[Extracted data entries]
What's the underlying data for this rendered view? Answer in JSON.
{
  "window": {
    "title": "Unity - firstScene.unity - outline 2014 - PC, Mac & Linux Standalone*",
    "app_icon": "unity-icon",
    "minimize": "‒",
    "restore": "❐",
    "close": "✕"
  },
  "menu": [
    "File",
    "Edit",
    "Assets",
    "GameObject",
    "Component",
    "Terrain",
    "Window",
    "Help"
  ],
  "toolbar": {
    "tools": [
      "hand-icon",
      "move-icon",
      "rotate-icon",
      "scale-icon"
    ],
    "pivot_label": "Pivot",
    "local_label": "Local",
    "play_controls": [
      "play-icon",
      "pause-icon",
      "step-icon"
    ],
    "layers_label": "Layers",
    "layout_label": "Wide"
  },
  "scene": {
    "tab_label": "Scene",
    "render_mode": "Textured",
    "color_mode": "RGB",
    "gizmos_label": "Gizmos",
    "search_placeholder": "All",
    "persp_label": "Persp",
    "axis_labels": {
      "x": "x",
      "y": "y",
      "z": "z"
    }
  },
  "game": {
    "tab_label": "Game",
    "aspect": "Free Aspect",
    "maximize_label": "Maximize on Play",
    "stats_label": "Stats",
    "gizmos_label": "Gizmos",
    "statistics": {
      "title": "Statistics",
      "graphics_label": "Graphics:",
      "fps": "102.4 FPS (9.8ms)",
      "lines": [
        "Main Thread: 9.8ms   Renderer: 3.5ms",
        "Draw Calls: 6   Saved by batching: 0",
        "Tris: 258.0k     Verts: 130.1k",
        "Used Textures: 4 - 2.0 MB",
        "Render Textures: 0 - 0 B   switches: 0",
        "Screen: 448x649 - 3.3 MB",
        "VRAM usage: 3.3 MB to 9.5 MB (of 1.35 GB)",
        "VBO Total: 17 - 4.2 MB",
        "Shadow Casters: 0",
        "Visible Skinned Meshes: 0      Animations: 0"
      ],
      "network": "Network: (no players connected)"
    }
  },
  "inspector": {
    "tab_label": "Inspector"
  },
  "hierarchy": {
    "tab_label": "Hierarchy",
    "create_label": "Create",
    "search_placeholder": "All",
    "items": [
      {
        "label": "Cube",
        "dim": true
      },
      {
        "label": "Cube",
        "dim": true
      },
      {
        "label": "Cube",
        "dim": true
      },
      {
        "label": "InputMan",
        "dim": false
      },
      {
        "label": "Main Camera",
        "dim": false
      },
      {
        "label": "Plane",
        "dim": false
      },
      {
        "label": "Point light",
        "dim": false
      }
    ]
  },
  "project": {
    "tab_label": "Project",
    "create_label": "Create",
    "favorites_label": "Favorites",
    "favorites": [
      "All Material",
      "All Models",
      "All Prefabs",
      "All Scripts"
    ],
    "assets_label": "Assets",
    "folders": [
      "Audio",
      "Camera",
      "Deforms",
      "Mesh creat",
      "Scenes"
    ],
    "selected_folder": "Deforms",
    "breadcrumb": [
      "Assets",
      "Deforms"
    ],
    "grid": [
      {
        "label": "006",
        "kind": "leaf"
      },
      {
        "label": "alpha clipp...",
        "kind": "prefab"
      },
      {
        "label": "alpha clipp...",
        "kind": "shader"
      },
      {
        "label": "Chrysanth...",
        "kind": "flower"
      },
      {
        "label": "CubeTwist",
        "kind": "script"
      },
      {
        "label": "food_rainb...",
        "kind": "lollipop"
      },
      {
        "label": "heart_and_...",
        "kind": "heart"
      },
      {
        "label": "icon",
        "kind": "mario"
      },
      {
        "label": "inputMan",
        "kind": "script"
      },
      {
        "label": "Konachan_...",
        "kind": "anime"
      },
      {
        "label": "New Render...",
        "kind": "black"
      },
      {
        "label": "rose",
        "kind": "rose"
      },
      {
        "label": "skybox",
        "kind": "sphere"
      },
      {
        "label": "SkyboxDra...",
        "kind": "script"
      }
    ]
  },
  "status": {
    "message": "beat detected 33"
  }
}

Task directions:
Copy out every entry again, exactly as it was given.

Response to the exercise:
What's the underlying data for this rendered view? Answer in JSON.
{
  "window": {
    "title": "Unity - firstScene.unity - outline 2014 - PC, Mac & Linux Standalone*",
    "app_icon": "unity-icon",
    "minimize": "‒",
    "restore": "❐",
    "close": "✕"
  },
  "menu": [
    "File",
    "Edit",
    "Assets",
    "GameObject",
    "Component",
    "Terrain",
    "Window",
    "Help"
  ],
  "toolbar": {
    "tools": [
      "hand-icon",
      "move-icon",
      "rotate-icon",
      "scale-icon"
    ],
    "pivot_label": "Pivot",
    "local_label": "Local",
    "play_controls": [
      "play-icon",
      "pause-icon",
      "step-icon"
    ],
    "layers_label": "Layers",
    "layout_label": "Wide"
  },
  "scene": {
    "tab_label": "Scene",
    "render_mode": "Textured",
    "color_mode": "RGB",
    "gizmos_label": "Gizmos",
    "search_placeholder": "All",
    "persp_label": "Persp",
    "axis_labels": {
      "x": "x",
      "y": "y",
      "z": "z"
    }
  },
  "game": {
    "tab_label": "Game",
    "aspect": "Free Aspect",
    "maximize_label": "Maximize on Play",
    "stats_label": "Stats",
    "gizmos_label": "Gizmos",
    "statistics": {
      "title": "Statistics",
      "graphics_label": "Graphics:",
      "fps": "102.4 FPS (9.8ms)",
      "lines": [
        "Main Thread: 9.8ms   Renderer: 3.5ms",
        "Draw Calls: 6   Saved by batching: 0",
        "Tris: 258.0k     Verts: 130.1k",
        "Used Textures: 4 - 2.0 MB",
        "Render Textures: 0 - 0 B   switches: 0",
        "Screen: 448x649 - 3.3 MB",
        "VRAM usage: 3.3 MB to 9.5 MB (of 1.35 GB)",
        "VBO Total: 17 - 4.2 MB",
        "Shadow Casters: 0",
        "Visible Skinned Meshes: 0      Animations: 0"
      ],
      "network": "Network: (no players connected)"
    }
  },
  "inspector": {
    "tab_label": "Inspector"
  },
  "hierarchy": {
    "tab_label": "Hierarchy",
    "create_label": "Create",
    "search_placeholder": "All",
    "items": [
      {
        "label": "Cube",
        "dim": true
      },
      {
        "label": "Cube",
        "dim": true
      },
      {
        "label": "Cube",
        "dim": true
      },
      {
        "label": "InputMan",
        "dim": false
      },
      {
        "label": "Main Camera",
        "dim": false
      },
      {
        "label": "Plane",
        "dim": false
      },
      {
        "label": "Point light",
        "dim": false
      }
    ]
  },
  "project": {
    "tab_label": "Project",
    "create_label": "Create",
    "favorites_label": "Favorites",
    "favorites": [
      "All Material",
      "All Models",
      "All Prefabs",
      "All Scripts"
    ],
    "assets_label": "Assets",
    "folders": [
      "Audio",
      "Camera",
      "Deforms",
      "Mesh creat",
      "Scenes"
    ],
    "selected_folder": "Deforms",
    "breadcrumb": [
      "Assets",
      "Deforms"
    ],
    "grid": [
      {
        "label": "006",
        "kind": "leaf"
      },
      {
        "label": "alpha clipp...",
        "kind": "prefab"
      },
      {
        "label": "alpha clipp...",
        "kind": "shader"
      },
      {
        "label": "Chrysanth...",
        "kind": "flower"
      },
      {
        "label": "CubeTwist",
        "kind": "script"
      },
      {
        "label": "food_rainb...",
        "kind": "lollipop"
      },
      {
        "label": "heart_and_...",
        "kind": "heart"
      },
      {
        "label": "icon",
        "kind": "mario"
      },
      {
        "label": "inputMan",
        "kind": "script"
      },
      {
        "label": "Konachan_...",
        "kind": "anime"
      },
      {
        "label": "New Render...",
        "kind": "black"
      },
      {
        "label": "rose",
        "kind": "rose"
      },
      {
        "label": "skybox",
        "kind": "sphere"
      },
      {
        "label": "SkyboxDra...",
        "kind": "script"
      }
    ]
  },
  "status": {
    "message": "beat detected 33"
  }
}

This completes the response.